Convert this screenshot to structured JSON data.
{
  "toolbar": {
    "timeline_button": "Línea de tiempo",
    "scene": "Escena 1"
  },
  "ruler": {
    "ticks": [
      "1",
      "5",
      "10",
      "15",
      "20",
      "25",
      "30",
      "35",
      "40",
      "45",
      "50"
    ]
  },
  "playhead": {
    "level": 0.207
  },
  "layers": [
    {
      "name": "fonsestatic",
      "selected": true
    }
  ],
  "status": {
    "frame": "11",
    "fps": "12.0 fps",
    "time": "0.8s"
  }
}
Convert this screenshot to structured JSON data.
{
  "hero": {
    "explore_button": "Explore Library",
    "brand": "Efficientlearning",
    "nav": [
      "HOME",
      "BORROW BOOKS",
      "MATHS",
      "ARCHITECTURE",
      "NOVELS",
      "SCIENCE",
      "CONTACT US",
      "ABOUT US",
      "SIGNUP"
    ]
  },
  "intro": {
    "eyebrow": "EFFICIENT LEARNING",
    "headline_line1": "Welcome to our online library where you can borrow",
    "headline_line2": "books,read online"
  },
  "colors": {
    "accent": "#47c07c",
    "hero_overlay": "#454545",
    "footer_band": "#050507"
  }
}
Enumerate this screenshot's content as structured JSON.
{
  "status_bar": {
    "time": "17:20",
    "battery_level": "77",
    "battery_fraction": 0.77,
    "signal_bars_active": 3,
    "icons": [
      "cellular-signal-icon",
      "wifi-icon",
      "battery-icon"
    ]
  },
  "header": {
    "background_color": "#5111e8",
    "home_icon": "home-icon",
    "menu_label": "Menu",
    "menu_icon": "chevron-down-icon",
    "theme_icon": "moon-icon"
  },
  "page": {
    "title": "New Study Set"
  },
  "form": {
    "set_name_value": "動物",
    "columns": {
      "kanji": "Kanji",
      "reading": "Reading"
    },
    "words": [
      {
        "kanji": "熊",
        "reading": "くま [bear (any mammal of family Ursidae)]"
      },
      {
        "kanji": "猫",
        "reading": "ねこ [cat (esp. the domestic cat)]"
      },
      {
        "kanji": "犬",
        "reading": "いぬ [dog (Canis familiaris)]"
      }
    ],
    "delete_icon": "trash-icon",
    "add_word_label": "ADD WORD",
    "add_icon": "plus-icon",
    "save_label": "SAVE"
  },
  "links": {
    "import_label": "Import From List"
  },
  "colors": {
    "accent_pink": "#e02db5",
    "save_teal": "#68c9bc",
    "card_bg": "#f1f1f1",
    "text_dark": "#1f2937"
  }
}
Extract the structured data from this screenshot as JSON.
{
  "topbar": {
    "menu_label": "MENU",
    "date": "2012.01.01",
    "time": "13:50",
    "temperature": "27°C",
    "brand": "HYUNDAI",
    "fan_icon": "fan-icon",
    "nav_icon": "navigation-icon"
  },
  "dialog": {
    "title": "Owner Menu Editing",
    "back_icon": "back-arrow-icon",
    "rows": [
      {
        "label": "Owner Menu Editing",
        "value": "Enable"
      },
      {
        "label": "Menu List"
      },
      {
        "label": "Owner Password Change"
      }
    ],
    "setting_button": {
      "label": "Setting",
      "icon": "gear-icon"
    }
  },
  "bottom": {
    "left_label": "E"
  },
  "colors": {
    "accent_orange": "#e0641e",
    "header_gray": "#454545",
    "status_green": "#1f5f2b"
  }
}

● ● ● ●

* **TASK DIRECTIONS**:
Reproduce the records above exactly.

* **TASK RESPONSE**:
Convert this screenshot to structured JSON data.
{
  "toolbar": {
    "timeline_button": "Línea de tiempo",
    "scene": "Escena 1"
  },
  "ruler": {
    "ticks": [
      "1",
      "5",
      "10",
      "15",
      "20",
      "25",
      "30",
      "35",
      "40",
      "45",
      "50"
    ]
  },
  "playhead": {
    "level": 0.207
  },
  "layers": [
    {
      "name": "fonsestatic",
      "selected": true
    }
  ],
  "status": {
    "frame": "11",
    "fps": "12.0 fps",
    "time": "0.8s"
  }
}
Convert this screenshot to structured JSON data.
{
  "hero": {
    "explore_button": "Explore Library",
    "brand": "Efficientlearning",
    "nav": [
      "HOME",
      "BORROW BOOKS",
      "MATHS",
      "ARCHITECTURE",
      "NOVELS",
      "SCIENCE",
      "CONTACT US",
      "ABOUT US",
      "SIGNUP"
    ]
  },
  "intro": {
    "eyebrow": "EFFICIENT LEARNING",
    "headline_line1": "Welcome to our online library where you can borrow",
    "headline_line2": "books,read online"
  },
  "colors": {
    "accent": "#47c07c",
    "hero_overlay": "#454545",
    "footer_band": "#050507"
  }
}
Enumerate this screenshot's content as structured JSON.
{
  "status_bar": {
    "time": "17:20",
    "battery_level": "77",
    "battery_fraction": 0.77,
    "signal_bars_active": 3,
    "icons": [
      "cellular-signal-icon",
      "wifi-icon",
      "battery-icon"
    ]
  },
  "header": {
    "background_color": "#5111e8",
    "home_icon": "home-icon",
    "menu_label": "Menu",
    "menu_icon": "chevron-down-icon",
    "theme_icon": "moon-icon"
  },
  "page": {
    "title": "New Study Set"
  },
  "form": {
    "set_name_value": "動物",
    "columns": {
      "kanji": "Kanji",
      "reading": "Reading"
    },
    "words": [
      {
        "kanji": "熊",
        "reading": "くま [bear (any mammal of family Ursidae)]"
      },
      {
        "kanji": "猫",
        "reading": "ねこ [cat (esp. the domestic cat)]"
      },
      {
        "kanji": "犬",
        "reading": "いぬ [dog (Canis familiaris)]"
      }
    ],
    "delete_icon": "trash-icon",
    "add_word_label": "ADD WORD",
    "add_icon": "plus-icon",
    "save_label": "SAVE"
  },
  "links": {
    "import_label": "Import From List"
  },
  "colors": {
    "accent_pink": "#e02db5",
    "save_teal": "#68c9bc",
    "card_bg": "#f1f1f1",
    "text_dark": "#1f2937"
  }
}
Extract the structured data from this screenshot as JSON.
{
  "topbar": {
    "menu_label": "MENU",
    "date": "2012.01.01",
    "time": "13:50",
    "temperature": "27°C",
    "brand": "HYUNDAI",
    "fan_icon": "fan-icon",
    "nav_icon": "navigation-icon"
  },
  "dialog": {
    "title": "Owner Menu Editing",
    "back_icon": "back-arrow-icon",
    "rows": [
      {
        "label": "Owner Menu Editing",
        "value": "Enable"
      },
      {
        "label": "Menu List"
      },
      {
        "label": "Owner Password Change"
      }
    ],
    "setting_button": {
      "label": "Setting",
      "icon": "gear-icon"
    }
  },
  "bottom": {
    "left_label": "E"
  },
  "colors": {
    "accent_orange": "#e0641e",
    "header_gray": "#454545",
    "status_green": "#1f5f2b"
  }
}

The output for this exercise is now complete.